Some records
** BEGIN **

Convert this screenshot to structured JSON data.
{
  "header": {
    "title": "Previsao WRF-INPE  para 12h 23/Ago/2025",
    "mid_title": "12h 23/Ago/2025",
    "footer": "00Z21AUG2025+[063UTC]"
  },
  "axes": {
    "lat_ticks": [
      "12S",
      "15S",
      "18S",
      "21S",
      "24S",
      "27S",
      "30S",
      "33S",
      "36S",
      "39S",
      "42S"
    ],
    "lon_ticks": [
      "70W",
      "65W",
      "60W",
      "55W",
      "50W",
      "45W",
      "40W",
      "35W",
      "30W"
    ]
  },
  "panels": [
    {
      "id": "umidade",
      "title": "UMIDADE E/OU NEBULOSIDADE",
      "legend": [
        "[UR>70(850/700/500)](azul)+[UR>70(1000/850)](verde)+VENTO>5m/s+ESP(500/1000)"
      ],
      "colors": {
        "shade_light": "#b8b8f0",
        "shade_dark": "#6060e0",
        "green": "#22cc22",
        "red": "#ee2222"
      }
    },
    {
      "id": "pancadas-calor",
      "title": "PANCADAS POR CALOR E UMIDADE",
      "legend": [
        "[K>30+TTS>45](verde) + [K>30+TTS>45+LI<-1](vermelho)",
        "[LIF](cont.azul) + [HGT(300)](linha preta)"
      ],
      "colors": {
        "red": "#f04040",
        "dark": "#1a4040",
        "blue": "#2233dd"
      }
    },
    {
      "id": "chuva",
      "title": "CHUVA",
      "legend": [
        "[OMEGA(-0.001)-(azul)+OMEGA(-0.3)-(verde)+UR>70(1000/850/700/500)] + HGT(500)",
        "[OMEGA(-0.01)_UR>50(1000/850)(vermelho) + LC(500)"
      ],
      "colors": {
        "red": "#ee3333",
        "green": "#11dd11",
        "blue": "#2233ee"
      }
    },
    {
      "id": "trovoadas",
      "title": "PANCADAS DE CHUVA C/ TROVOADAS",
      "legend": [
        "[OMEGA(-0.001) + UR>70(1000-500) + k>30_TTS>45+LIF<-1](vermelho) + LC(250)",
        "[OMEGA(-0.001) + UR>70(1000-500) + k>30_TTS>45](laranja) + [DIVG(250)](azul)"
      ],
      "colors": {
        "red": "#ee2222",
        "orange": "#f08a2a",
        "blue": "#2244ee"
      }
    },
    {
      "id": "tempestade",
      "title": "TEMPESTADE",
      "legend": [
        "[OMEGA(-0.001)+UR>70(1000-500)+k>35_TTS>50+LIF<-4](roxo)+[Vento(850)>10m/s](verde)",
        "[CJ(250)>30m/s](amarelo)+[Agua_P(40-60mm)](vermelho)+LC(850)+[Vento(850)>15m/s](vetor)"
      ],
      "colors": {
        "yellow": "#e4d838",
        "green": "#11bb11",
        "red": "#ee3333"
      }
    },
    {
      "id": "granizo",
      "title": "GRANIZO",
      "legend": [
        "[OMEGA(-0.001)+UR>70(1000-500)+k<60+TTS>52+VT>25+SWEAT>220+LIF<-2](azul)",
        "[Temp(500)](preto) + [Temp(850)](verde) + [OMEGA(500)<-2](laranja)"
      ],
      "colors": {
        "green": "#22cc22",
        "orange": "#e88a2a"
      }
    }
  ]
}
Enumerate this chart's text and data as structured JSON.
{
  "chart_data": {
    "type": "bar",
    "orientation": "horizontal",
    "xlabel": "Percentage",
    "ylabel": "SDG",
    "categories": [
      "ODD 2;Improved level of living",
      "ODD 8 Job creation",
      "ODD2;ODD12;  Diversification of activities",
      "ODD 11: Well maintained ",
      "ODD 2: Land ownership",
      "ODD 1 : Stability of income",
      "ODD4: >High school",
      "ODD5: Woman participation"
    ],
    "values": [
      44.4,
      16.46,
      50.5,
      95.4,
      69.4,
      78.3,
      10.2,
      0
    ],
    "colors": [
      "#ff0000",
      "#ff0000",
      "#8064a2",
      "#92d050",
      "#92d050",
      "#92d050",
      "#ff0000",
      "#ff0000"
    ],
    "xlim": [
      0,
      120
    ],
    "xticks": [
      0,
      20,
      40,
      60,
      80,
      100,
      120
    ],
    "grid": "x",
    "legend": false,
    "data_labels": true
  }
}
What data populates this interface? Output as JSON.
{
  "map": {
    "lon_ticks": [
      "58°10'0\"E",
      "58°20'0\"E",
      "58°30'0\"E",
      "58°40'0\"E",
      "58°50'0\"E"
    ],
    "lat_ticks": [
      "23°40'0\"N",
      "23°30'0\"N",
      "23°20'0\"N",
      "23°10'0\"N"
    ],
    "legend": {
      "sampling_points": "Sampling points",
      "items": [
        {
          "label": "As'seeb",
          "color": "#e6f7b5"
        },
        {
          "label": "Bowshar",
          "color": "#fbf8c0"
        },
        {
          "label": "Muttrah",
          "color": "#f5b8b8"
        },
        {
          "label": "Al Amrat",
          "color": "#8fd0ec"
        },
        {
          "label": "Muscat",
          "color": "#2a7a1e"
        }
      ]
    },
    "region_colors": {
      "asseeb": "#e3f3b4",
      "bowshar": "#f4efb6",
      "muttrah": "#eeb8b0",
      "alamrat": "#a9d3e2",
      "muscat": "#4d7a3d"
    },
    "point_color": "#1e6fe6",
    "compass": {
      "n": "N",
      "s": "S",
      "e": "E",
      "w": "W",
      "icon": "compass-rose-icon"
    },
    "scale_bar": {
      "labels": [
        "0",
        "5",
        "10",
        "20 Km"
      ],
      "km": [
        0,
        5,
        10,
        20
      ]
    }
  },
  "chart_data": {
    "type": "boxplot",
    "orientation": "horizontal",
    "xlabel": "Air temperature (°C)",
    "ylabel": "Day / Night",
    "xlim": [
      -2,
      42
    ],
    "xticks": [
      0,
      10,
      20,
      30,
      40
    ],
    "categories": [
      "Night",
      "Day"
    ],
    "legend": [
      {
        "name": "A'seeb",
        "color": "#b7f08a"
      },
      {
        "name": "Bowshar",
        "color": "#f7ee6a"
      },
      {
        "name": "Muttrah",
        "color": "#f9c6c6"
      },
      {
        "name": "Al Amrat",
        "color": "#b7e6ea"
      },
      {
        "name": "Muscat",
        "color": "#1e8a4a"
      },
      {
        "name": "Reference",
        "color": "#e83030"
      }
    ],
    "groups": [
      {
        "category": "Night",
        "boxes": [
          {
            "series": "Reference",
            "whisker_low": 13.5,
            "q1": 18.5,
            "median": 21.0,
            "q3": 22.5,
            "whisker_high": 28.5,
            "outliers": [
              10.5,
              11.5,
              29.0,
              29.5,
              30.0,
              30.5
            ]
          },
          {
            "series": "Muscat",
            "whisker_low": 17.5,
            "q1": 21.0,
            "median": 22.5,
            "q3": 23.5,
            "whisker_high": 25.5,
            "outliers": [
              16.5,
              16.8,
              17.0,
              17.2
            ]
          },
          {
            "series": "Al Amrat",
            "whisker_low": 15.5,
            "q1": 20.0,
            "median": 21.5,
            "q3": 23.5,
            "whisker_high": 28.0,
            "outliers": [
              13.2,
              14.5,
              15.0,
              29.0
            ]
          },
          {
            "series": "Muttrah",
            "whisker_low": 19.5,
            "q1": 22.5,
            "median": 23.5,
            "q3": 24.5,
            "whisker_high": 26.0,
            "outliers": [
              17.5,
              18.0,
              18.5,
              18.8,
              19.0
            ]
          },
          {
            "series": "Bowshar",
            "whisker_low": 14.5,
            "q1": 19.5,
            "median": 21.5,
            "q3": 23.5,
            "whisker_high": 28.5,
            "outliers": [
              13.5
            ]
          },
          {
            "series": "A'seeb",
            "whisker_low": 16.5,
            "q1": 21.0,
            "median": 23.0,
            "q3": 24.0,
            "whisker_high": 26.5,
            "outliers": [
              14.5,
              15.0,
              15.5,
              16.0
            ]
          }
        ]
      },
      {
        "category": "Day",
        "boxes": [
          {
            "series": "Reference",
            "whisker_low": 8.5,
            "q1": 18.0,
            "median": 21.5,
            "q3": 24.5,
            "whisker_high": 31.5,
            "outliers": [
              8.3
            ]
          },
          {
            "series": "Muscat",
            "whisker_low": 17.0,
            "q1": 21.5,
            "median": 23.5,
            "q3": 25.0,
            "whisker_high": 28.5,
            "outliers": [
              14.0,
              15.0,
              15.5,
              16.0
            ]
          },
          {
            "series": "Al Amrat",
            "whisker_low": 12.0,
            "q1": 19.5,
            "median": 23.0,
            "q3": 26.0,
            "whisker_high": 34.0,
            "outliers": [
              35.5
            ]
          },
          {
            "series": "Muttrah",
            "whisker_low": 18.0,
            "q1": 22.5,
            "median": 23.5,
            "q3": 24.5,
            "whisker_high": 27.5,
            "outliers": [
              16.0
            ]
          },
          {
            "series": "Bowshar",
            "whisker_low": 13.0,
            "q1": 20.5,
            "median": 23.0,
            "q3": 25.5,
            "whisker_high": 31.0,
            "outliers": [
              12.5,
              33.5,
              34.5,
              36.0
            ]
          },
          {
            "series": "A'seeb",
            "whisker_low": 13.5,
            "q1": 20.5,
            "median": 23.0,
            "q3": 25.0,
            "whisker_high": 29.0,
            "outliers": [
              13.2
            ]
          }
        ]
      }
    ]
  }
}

** END **

▶ What to produce
Gather all lines of the records that include the word "JSON".

▶ Answer to this exercise
Convert this screenshot to structured JSON data.
Enumerate this chart's text and data as structured JSON.
What data populates this interface? Output as JSON.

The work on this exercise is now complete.